--- START OF Material to process ---

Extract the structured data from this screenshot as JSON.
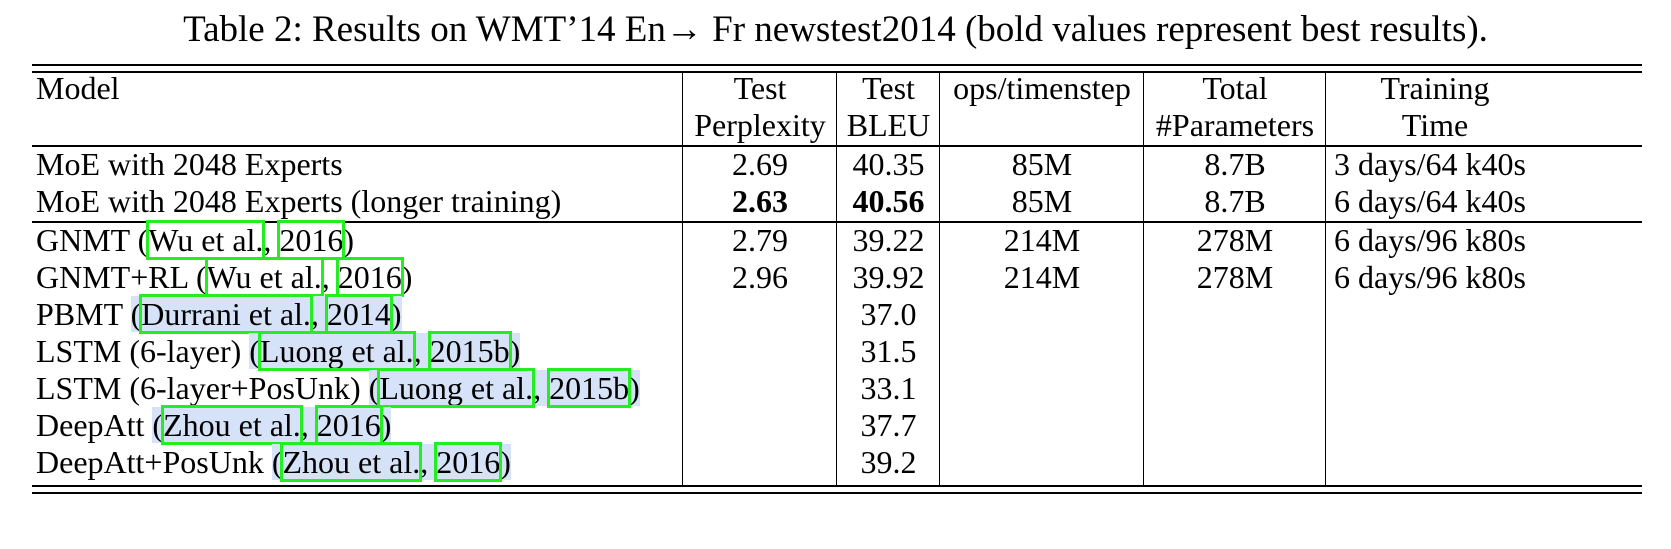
{
  "caption": "Table 2: Results on WMT’14 En→ Fr newstest2014 (bold values represent best results).",
  "header": {
    "model": "Model",
    "perplexity_1": "Test",
    "perplexity_2": "Perplexity",
    "bleu_1": "Test",
    "bleu_2": "BLEU",
    "ops": "ops/timenstep",
    "params_1": "Total",
    "params_2": "#Parameters",
    "time_1": "Training",
    "time_2": "Time"
  },
  "rows": [
    {
      "model": "MoE with 2048 Experts",
      "perplexity": "2.69",
      "bleu": "40.35",
      "ops": "85M",
      "params": "8.7B",
      "time": "3 days/64 k40s"
    },
    {
      "model": "MoE with 2048 Experts (longer training)",
      "perplexity": "2.63",
      "bleu": "40.56",
      "ops": "85M",
      "params": "8.7B",
      "time": "6 days/64 k40s"
    },
    {
      "model": "GNMT",
      "cite_author": "Wu et al.",
      "cite_year": "2016",
      "perplexity": "2.79",
      "bleu": "39.22",
      "ops": "214M",
      "params": "278M",
      "time": "6 days/96 k80s"
    },
    {
      "model": "GNMT+RL",
      "cite_author": "Wu et al.",
      "cite_year": "2016",
      "perplexity": "2.96",
      "bleu": "39.92",
      "ops": "214M",
      "params": "278M",
      "time": "6 days/96 k80s"
    },
    {
      "model": "PBMT",
      "cite_author": "Durrani et al.",
      "cite_year": "2014",
      "bleu": "37.0"
    },
    {
      "model": "LSTM (6-layer)",
      "cite_author": "Luong et al.",
      "cite_year": "2015b",
      "bleu": "31.5"
    },
    {
      "model": "LSTM (6-layer+PosUnk)",
      "cite_author": "Luong et al.",
      "cite_year": "2015b",
      "bleu": "33.1"
    },
    {
      "model": "DeepAtt",
      "cite_author": "Zhou et al.",
      "cite_year": "2016",
      "bleu": "37.7"
    },
    {
      "model": "DeepAtt+PosUnk",
      "cite_author": "Zhou et al.",
      "cite_year": "2016",
      "bleu": "39.2"
    }
  ],
  "colors": {
    "citation_bg": "#d6e2f7",
    "highlight_box": "#22ee22"
  }
}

--- END OF Material to process ---

## Exercise
Reproduce the entries above word for word. Pictures stay out.

## Exercise answer
Extract the structured data from this screenshot as JSON.
{
  "caption": "Table 2: Results on WMT’14 En→ Fr newstest2014 (bold values represent best results).",
  "header": {
    "model": "Model",
    "perplexity_1": "Test",
    "perplexity_2": "Perplexity",
    "bleu_1": "Test",
    "bleu_2": "BLEU",
    "ops": "ops/timenstep",
    "params_1": "Total",
    "params_2": "#Parameters",
    "time_1": "Training",
    "time_2": "Time"
  },
  "rows": [
    {
      "model": "MoE with 2048 Experts",
      "perplexity": "2.69",
      "bleu": "40.35",
      "ops": "85M",
      "params": "8.7B",
      "time": "3 days/64 k40s"
    },
    {
      "model": "MoE with 2048 Experts (longer training)",
      "perplexity": "2.63",
      "bleu": "40.56",
      "ops": "85M",
      "params": "8.7B",
      "time": "6 days/64 k40s"
    },
    {
      "model": "GNMT",
      "cite_author": "Wu et al.",
      "cite_year": "2016",
      "perplexity": "2.79",
      "bleu": "39.22",
      "ops": "214M",
      "params": "278M",
      "time": "6 days/96 k80s"
    },
    {
      "model": "GNMT+RL",
      "cite_author": "Wu et al.",
      "cite_year": "2016",
      "perplexity": "2.96",
      "bleu": "39.92",
      "ops": "214M",
      "params": "278M",
      "time": "6 days/96 k80s"
    },
    {
      "model": "PBMT",
      "cite_author": "Durrani et al.",
      "cite_year": "2014",
      "bleu": "37.0"
    },
    {
      "model": "LSTM (6-layer)",
      "cite_author": "Luong et al.",
      "cite_year": "2015b",
      "bleu": "31.5"
    },
    {
      "model": "LSTM (6-layer+PosUnk)",
      "cite_author": "Luong et al.",
      "cite_year": "2015b",
      "bleu": "33.1"
    },
    {
      "model": "DeepAtt",
      "cite_author": "Zhou et al.",
      "cite_year": "2016",
      "bleu": "37.7"
    },
    {
      "model": "DeepAtt+PosUnk",
      "cite_author": "Zhou et al.",
      "cite_year": "2016",
      "bleu": "39.2"
    }
  ],
  "colors": {
    "citation_bg": "#d6e2f7",
    "highlight_box": "#22ee22"
  }
}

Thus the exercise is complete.